Collected data entries
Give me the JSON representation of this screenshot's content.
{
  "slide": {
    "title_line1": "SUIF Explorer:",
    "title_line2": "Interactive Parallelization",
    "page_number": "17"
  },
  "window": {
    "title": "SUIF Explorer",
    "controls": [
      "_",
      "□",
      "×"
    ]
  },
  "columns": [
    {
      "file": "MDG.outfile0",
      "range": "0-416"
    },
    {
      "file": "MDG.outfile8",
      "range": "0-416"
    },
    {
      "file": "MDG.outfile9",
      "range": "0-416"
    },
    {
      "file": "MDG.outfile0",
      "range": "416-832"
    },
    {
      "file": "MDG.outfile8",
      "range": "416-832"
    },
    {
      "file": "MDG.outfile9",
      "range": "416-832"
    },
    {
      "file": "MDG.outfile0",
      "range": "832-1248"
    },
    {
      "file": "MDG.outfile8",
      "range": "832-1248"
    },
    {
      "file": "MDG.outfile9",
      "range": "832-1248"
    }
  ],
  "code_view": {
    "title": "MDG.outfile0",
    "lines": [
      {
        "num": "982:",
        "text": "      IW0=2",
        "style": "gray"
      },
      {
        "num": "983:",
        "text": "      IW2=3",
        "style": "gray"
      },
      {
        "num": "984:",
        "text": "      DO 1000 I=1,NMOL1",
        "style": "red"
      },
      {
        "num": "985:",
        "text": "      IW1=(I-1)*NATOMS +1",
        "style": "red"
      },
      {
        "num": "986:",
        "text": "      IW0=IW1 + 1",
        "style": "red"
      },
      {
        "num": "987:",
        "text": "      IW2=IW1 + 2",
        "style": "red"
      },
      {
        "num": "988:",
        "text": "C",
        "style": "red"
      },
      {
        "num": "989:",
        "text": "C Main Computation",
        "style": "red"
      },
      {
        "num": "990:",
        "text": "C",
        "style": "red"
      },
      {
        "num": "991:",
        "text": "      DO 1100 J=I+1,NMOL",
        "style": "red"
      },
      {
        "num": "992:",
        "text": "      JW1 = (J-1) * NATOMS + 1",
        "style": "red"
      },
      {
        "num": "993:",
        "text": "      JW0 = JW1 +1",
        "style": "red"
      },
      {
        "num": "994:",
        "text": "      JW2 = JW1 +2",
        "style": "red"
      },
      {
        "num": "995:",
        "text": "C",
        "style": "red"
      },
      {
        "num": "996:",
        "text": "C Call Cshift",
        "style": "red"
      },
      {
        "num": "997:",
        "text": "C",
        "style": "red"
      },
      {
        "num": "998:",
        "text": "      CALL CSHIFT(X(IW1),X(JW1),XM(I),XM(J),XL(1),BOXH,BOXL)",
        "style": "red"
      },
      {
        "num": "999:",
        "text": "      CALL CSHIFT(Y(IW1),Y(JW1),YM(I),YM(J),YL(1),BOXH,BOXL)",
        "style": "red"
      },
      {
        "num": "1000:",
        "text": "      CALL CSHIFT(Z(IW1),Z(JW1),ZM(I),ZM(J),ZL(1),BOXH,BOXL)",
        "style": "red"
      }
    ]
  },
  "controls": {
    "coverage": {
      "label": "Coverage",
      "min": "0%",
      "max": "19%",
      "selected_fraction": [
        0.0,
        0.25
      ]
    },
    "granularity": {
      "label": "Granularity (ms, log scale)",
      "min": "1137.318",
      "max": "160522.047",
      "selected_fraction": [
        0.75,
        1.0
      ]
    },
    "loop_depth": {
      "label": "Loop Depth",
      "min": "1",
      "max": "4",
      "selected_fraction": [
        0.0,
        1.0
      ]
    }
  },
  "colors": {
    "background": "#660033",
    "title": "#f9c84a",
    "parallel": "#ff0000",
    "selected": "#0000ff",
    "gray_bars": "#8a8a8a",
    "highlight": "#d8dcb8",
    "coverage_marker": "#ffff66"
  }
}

» **EXERCISE DETAILS**:
Copy the records above exactly.

» **SOLVED EXERCISE**:
Give me the JSON representation of this screenshot's content.
{
  "slide": {
    "title_line1": "SUIF Explorer:",
    "title_line2": "Interactive Parallelization",
    "page_number": "17"
  },
  "window": {
    "title": "SUIF Explorer",
    "controls": [
      "_",
      "□",
      "×"
    ]
  },
  "columns": [
    {
      "file": "MDG.outfile0",
      "range": "0-416"
    },
    {
      "file": "MDG.outfile8",
      "range": "0-416"
    },
    {
      "file": "MDG.outfile9",
      "range": "0-416"
    },
    {
      "file": "MDG.outfile0",
      "range": "416-832"
    },
    {
      "file": "MDG.outfile8",
      "range": "416-832"
    },
    {
      "file": "MDG.outfile9",
      "range": "416-832"
    },
    {
      "file": "MDG.outfile0",
      "range": "832-1248"
    },
    {
      "file": "MDG.outfile8",
      "range": "832-1248"
    },
    {
      "file": "MDG.outfile9",
      "range": "832-1248"
    }
  ],
  "code_view": {
    "title": "MDG.outfile0",
    "lines": [
      {
        "num": "982:",
        "text": "      IW0=2",
        "style": "gray"
      },
      {
        "num": "983:",
        "text": "      IW2=3",
        "style": "gray"
      },
      {
        "num": "984:",
        "text": "      DO 1000 I=1,NMOL1",
        "style": "red"
      },
      {
        "num": "985:",
        "text": "      IW1=(I-1)*NATOMS +1",
        "style": "red"
      },
      {
        "num": "986:",
        "text": "      IW0=IW1 + 1",
        "style": "red"
      },
      {
        "num": "987:",
        "text": "      IW2=IW1 + 2",
        "style": "red"
      },
      {
        "num": "988:",
        "text": "C",
        "style": "red"
      },
      {
        "num": "989:",
        "text": "C Main Computation",
        "style": "red"
      },
      {
        "num": "990:",
        "text": "C",
        "style": "red"
      },
      {
        "num": "991:",
        "text": "      DO 1100 J=I+1,NMOL",
        "style": "red"
      },
      {
        "num": "992:",
        "text": "      JW1 = (J-1) * NATOMS + 1",
        "style": "red"
      },
      {
        "num": "993:",
        "text": "      JW0 = JW1 +1",
        "style": "red"
      },
      {
        "num": "994:",
        "text": "      JW2 = JW1 +2",
        "style": "red"
      },
      {
        "num": "995:",
        "text": "C",
        "style": "red"
      },
      {
        "num": "996:",
        "text": "C Call Cshift",
        "style": "red"
      },
      {
        "num": "997:",
        "text": "C",
        "style": "red"
      },
      {
        "num": "998:",
        "text": "      CALL CSHIFT(X(IW1),X(JW1),XM(I),XM(J),XL(1),BOXH,BOXL)",
        "style": "red"
      },
      {
        "num": "999:",
        "text": "      CALL CSHIFT(Y(IW1),Y(JW1),YM(I),YM(J),YL(1),BOXH,BOXL)",
        "style": "red"
      },
      {
        "num": "1000:",
        "text": "      CALL CSHIFT(Z(IW1),Z(JW1),ZM(I),ZM(J),ZL(1),BOXH,BOXL)",
        "style": "red"
      }
    ]
  },
  "controls": {
    "coverage": {
      "label": "Coverage",
      "min": "0%",
      "max": "19%",
      "selected_fraction": [
        0.0,
        0.25
      ]
    },
    "granularity": {
      "label": "Granularity (ms, log scale)",
      "min": "1137.318",
      "max": "160522.047",
      "selected_fraction": [
        0.75,
        1.0
      ]
    },
    "loop_depth": {
      "label": "Loop Depth",
      "min": "1",
      "max": "4",
      "selected_fraction": [
        0.0,
        1.0
      ]
    }
  },
  "colors": {
    "background": "#660033",
    "title": "#f9c84a",
    "parallel": "#ff0000",
    "selected": "#0000ff",
    "gray_bars": "#8a8a8a",
    "highlight": "#d8dcb8",
    "coverage_marker": "#ffff66"
  }
}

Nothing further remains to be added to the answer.